=== What to do ===
Scan the records for the word "الفرس". Copy each line that includes it.

Collected data
····················

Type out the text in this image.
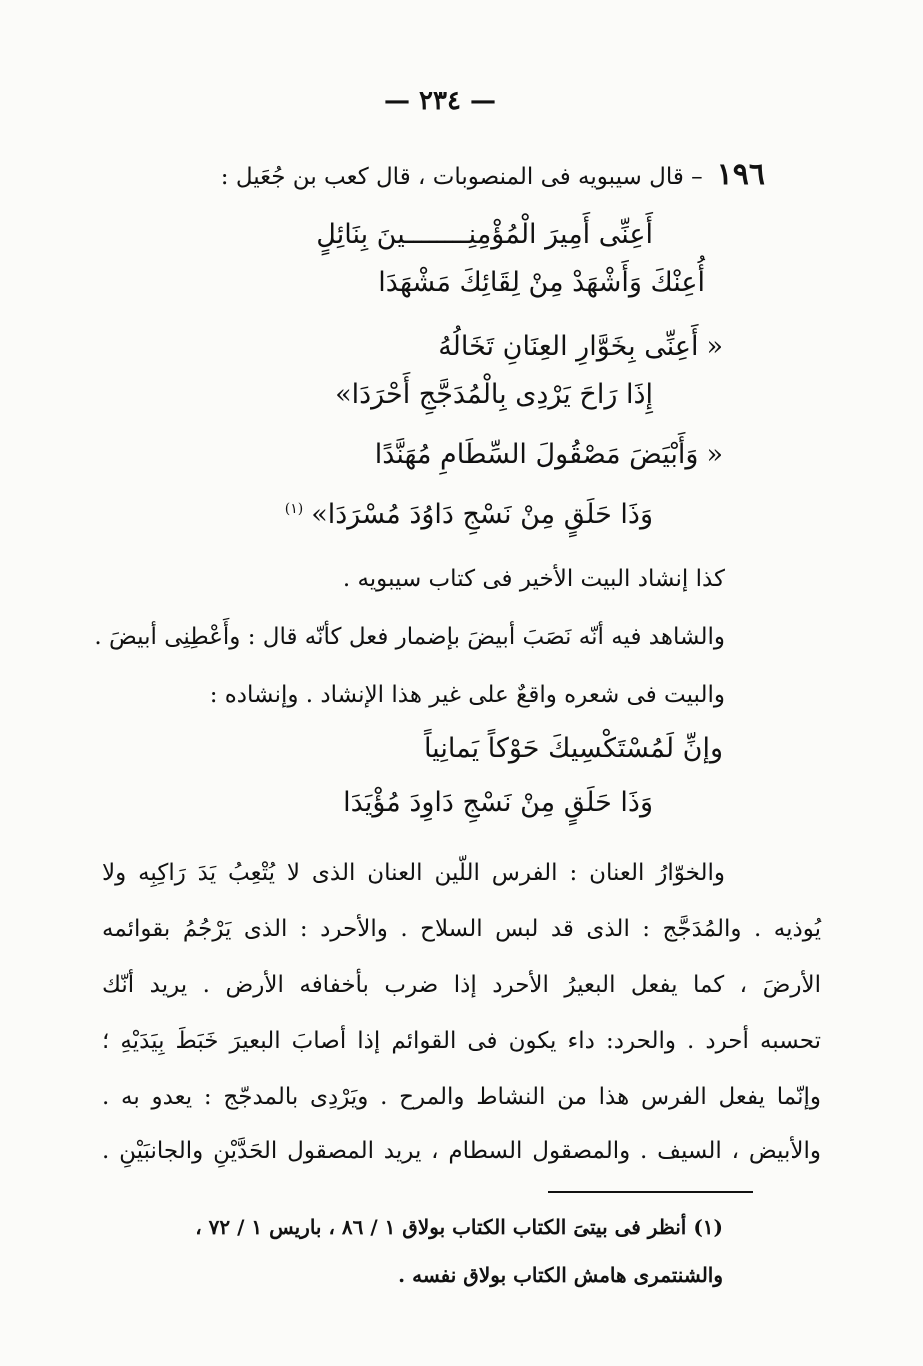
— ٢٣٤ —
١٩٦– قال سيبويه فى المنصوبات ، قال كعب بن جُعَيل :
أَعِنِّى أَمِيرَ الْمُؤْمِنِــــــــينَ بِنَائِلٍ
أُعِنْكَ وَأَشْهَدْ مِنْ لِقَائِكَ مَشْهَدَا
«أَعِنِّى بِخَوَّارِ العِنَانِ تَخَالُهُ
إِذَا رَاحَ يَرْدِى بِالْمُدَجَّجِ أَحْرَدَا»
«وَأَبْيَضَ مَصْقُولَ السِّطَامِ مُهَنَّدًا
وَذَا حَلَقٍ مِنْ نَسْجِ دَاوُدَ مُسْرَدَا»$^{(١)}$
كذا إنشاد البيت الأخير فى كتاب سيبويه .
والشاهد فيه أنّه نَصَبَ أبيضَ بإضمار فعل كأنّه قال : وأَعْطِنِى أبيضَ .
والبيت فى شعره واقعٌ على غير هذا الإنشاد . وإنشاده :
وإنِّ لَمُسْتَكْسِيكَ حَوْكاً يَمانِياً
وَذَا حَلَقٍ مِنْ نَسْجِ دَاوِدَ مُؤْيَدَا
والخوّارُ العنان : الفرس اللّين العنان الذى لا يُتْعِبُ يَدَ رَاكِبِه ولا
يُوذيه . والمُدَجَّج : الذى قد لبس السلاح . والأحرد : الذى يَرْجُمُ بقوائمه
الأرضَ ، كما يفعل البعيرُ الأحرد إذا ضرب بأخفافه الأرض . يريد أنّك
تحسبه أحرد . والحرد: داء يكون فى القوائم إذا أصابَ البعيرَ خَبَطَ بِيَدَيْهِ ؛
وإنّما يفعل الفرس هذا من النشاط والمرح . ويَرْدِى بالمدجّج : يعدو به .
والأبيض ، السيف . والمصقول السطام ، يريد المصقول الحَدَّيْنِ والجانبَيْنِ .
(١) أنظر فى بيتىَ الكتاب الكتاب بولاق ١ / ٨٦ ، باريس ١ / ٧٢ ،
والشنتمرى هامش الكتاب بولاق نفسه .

····················

=== Response below ===
والخوّارُ العنان : الفرس اللّين العنان الذى لا يُتْعِبُ يَدَ رَاكِبِه ولا
وإنّما يفعل الفرس هذا من النشاط والمرح . ويَرْدِى بالمدجّج : يعدو به .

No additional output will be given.